HTI Press.Kediri. Walaupun minggu ini harga BBM jadi naik dari Rp 6.500,- menjadi Rp 8.500,-per liternya tetapi massa dari Hizbut Tahrir Indonesia (HTI) DPD Kota Kediri tetap menggelar aksi damai “Tolak Kenaikan BBM” di depan alun alun Kota Kediri, Sabtu (22/11/14) Siang.
Bahkan aksi damai seperti ini juga diadakan serentak di seluruh kota-kota di Indonesia oleh massa HTI, pungkas salah satu panitia aksi.
Massa yang jumlahnya ratusan itu berorasi dengan pengawalan ketat ratusan polisi, aksi damai tersebut mengecam Presiden Jokowi – JK sebagai kepanjangan tangan asing dan penganut paham neolib.
Dengan membentangkan spanduk dan penyebaran pamflet kepada pengguna jalan di perempatan Alun-alun, massa HTI memadati di depan alun alun Kota Kediri. Di kerumunan massa nampak juga “small agent” generasi penerus anak anak balita di bawah teriknya matahari sebagai bukti keras penolakan kebijakan penaikan harga BBM. Sehingga aksi ini menjadi perhatian para pengguna jalan yang melewati Jl.Panglima Sudirman Kota Kediri depan Masjid Agung Kota Kediri.
“Tindakan menaikkan BBM jelas merupakan kemungkaran. Terhadap kemungkaran kaum muslim tidak boleh diam, mereka wajib berusaha menghilangkan kemungkaran itu sesuai kemampuan dan sesuai tuntutan syariah,” kata Umar koordinator aksi dalam orasinya.
Para orator menyampaikan pandangannya, akibat kenaikan harga BBM ini semua rakyat kena dampak. Pengguna kendaraan bermotor yang jumlahnya 100 juta orang lebih adalah yang pertama terkena dampak,” Rakyat yang tak punya kendaraan juga terkena dampaknya. Pasalnya ongkos transportasi dan harga semua barang dan jasa ikut naik, terkena imbas kenaikan BBM” tambahnya.

● YANG DIKERJAKAN:
1. Jawab pertanyaan berikut berdasarkan berita aksi tolak kenaikan BBM di Kediri.
(a) Berapa harga BBM per liter sebelum dan sesudah kenaikan?
(b) Siapa nama koordinator aksi?
(c) Aksi itu menarik perhatian pengguna jalan yang melewati jalan apa?
2. Teruskan berita aksi tolak kenaikan BBM di Kediri mulai setelah kalimat terakhirnya.

● DATA TERSEDIA:
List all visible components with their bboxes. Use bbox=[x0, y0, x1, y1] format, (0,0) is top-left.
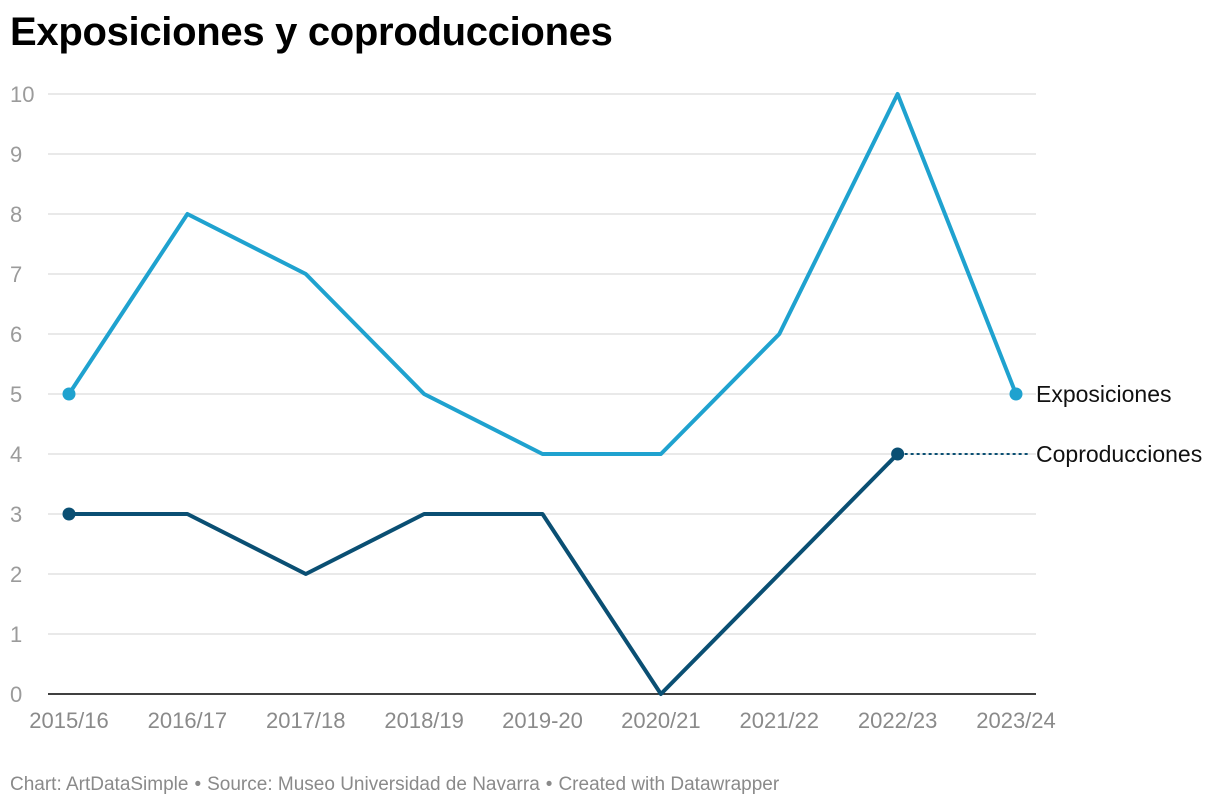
y-tick-label: 9 bbox=[10, 142, 22, 167]
y-tick-label: 10 bbox=[10, 82, 34, 107]
series-start-point bbox=[62, 387, 76, 401]
series-end-point bbox=[1009, 387, 1023, 401]
chart-tool-credit: Created with Datawrapper bbox=[558, 774, 780, 795]
y-tick-label: 4 bbox=[10, 442, 22, 467]
x-tick-label: 2019-20 bbox=[502, 708, 583, 733]
x-tick-label: 2022/23 bbox=[858, 708, 938, 733]
y-tick-label: 1 bbox=[10, 622, 22, 647]
y-tick-label: 5 bbox=[10, 382, 22, 407]
footer-separator: • bbox=[545, 774, 553, 795]
x-tick-label: 2021/22 bbox=[739, 708, 819, 733]
y-tick-label: 6 bbox=[10, 322, 22, 347]
x-tick-label: 2016/17 bbox=[148, 708, 228, 733]
series-start-point bbox=[62, 507, 76, 521]
chart-source: Source: Museo Universidad de Navarra bbox=[207, 774, 540, 795]
x-axis-ticks: 2015/16 2016/17 2017/18 2018/19 2019-20 2020/… bbox=[29, 708, 1056, 733]
line-chart: 0 1 2 3 4 5 6 7 8 9 10 2015/16 2016/17 2017/18 2018/1… bbox=[10, 82, 1202, 733]
series-line-exposiciones bbox=[67, 92, 1018, 456]
footer-separator: • bbox=[194, 774, 202, 795]
series-label: Exposiciones bbox=[1036, 381, 1172, 407]
series-line-coproducciones bbox=[67, 452, 900, 696]
gridlines bbox=[48, 93, 1036, 695]
y-tick-label: 2 bbox=[10, 562, 22, 587]
x-tick-label: 2017/18 bbox=[266, 708, 346, 733]
series-labels: Exposiciones Coproducciones bbox=[904, 381, 1202, 467]
y-axis-ticks: 0 1 2 3 4 5 6 7 8 9 10 bbox=[10, 82, 34, 707]
x-tick-label: 2015/16 bbox=[29, 708, 109, 733]
series-label: Coproducciones bbox=[1036, 441, 1202, 467]
series-end-point bbox=[891, 447, 905, 461]
y-tick-label: 7 bbox=[10, 262, 22, 287]
chart-credit: Chart: ArtDataSimple bbox=[10, 774, 189, 795]
y-tick-label: 0 bbox=[10, 682, 22, 707]
y-tick-label: 3 bbox=[10, 502, 22, 527]
x-tick-label: 2020/21 bbox=[621, 708, 701, 733]
x-tick-label: 2023/24 bbox=[976, 708, 1056, 733]
chart-title: Exposiciones y coproducciones bbox=[10, 10, 613, 54]
y-tick-label: 8 bbox=[10, 202, 22, 227]
series-lines bbox=[62, 92, 1023, 696]
chart-footer: Chart: ArtDataSimple • Source: Museo Unive… bbox=[10, 774, 779, 796]
x-tick-label: 2018/19 bbox=[384, 708, 464, 733]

● JAWABAN TERTULIS:
1.
(a) Sebelumnya Rp 6.500 per liter, sesudahnya Rp 8.500 per liter.
(b) Umar.
(c) Jl. Panglima Sudirman Kota Kediri, di depan Masjid Agung Kota Kediri.

2.
Di akhir orasinya, DPD HTI Kota Kediri membuat sikap bahwa pencabutan subsidi BBM adalah kebijaksanaan yang didiktekan oleh IMF. Bank Dunia dan lembaga internasional lainnya. Kedua tindakkan menaikkan harga BBM tidak lain untuk menyempurnakan liberalisasi sektor hilir, yakni sektor niaga dan distribusi setelah liberalisasi sektor hulu (eksplorasi dan eksploitasi) telah dikuasai oleh pihak swasta terutama swasta asing.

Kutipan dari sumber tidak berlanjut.